| Stored records |
══════════════════════════════
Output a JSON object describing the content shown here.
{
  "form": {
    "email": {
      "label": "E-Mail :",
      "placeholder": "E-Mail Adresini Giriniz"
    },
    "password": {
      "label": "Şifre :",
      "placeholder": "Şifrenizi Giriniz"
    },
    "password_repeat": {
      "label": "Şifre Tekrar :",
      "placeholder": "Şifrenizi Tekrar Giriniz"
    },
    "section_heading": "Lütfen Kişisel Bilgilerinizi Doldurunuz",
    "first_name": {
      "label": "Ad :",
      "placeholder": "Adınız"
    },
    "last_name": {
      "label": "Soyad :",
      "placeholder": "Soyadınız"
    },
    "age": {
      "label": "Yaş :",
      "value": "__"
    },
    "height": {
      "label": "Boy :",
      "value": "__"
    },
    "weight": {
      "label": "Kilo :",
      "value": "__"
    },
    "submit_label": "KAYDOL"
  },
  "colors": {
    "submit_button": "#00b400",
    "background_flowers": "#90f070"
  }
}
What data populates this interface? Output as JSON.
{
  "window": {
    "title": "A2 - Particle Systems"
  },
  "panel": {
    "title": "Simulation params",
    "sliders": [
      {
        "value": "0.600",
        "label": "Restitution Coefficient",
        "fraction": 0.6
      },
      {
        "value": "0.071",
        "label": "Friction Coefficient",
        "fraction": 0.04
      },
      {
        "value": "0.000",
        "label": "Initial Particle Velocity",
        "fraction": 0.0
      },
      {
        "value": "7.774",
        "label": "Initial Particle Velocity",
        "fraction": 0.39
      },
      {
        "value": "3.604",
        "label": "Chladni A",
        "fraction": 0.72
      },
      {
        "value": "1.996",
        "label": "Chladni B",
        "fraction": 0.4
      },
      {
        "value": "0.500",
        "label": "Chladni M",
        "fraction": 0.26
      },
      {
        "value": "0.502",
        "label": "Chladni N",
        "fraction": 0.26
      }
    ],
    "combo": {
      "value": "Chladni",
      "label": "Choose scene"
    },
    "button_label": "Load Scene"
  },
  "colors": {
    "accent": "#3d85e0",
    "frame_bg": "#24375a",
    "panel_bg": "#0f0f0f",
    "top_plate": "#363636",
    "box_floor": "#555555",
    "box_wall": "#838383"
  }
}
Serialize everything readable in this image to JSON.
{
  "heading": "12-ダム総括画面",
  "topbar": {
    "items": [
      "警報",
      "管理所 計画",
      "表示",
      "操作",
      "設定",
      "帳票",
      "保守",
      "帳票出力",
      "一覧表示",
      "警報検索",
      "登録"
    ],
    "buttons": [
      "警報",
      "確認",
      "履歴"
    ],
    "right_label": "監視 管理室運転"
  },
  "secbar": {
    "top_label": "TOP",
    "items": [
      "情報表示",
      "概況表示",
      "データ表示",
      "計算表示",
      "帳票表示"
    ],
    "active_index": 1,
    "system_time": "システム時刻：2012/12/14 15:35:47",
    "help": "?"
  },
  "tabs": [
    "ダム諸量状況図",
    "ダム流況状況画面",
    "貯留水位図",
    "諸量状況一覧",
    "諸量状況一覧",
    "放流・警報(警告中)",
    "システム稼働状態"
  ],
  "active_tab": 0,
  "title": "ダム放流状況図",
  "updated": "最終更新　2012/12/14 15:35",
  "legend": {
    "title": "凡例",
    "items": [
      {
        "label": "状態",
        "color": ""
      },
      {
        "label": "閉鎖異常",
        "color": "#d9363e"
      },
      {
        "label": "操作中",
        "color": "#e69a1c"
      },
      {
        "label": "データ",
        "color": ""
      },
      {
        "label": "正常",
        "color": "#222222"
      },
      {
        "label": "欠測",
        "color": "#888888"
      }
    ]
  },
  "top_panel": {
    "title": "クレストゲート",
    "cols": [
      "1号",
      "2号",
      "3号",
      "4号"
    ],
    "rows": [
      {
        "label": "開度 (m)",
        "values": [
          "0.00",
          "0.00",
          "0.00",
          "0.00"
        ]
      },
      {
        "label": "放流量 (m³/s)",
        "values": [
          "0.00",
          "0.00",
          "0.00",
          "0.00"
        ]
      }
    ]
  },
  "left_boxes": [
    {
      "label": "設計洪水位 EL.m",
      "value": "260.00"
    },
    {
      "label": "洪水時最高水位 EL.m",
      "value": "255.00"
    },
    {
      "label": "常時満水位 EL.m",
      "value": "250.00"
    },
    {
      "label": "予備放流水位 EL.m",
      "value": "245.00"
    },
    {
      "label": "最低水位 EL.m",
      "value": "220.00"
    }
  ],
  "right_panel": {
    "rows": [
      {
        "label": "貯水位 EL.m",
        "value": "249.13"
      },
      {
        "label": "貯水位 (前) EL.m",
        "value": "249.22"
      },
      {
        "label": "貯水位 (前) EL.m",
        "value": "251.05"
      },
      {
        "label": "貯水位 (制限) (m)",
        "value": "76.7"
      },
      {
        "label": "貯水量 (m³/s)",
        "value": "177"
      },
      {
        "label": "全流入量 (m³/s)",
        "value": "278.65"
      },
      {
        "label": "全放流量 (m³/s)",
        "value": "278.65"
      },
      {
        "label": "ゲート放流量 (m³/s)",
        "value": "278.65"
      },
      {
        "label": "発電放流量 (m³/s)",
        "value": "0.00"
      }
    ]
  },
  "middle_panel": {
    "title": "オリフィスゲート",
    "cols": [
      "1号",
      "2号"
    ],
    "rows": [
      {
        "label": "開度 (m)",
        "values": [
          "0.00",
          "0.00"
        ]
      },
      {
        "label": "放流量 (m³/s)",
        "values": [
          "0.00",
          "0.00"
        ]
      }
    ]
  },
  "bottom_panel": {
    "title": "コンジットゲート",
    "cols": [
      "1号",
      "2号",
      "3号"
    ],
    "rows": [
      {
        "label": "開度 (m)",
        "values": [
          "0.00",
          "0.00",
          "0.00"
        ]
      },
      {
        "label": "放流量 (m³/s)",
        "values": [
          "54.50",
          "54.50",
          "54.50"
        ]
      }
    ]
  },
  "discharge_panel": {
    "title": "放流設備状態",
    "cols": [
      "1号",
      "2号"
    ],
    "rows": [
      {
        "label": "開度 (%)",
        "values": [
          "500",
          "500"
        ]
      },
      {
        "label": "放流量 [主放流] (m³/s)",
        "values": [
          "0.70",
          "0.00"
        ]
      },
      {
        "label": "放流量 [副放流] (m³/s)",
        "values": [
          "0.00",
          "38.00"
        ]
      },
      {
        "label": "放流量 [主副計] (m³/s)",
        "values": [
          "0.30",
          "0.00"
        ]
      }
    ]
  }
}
══════════════════════════════
| What to produce |
Search the lines above for the string "placeholder", then show every one that has it.

| Task response |
      "placeholder": "E-Mail Adresini Giriniz"
      "placeholder": "Şifrenizi Giriniz"
      "placeholder": "Şifrenizi Tekrar Giriniz"
      "placeholder": "Adınız"
      "placeholder": "Soyadınız"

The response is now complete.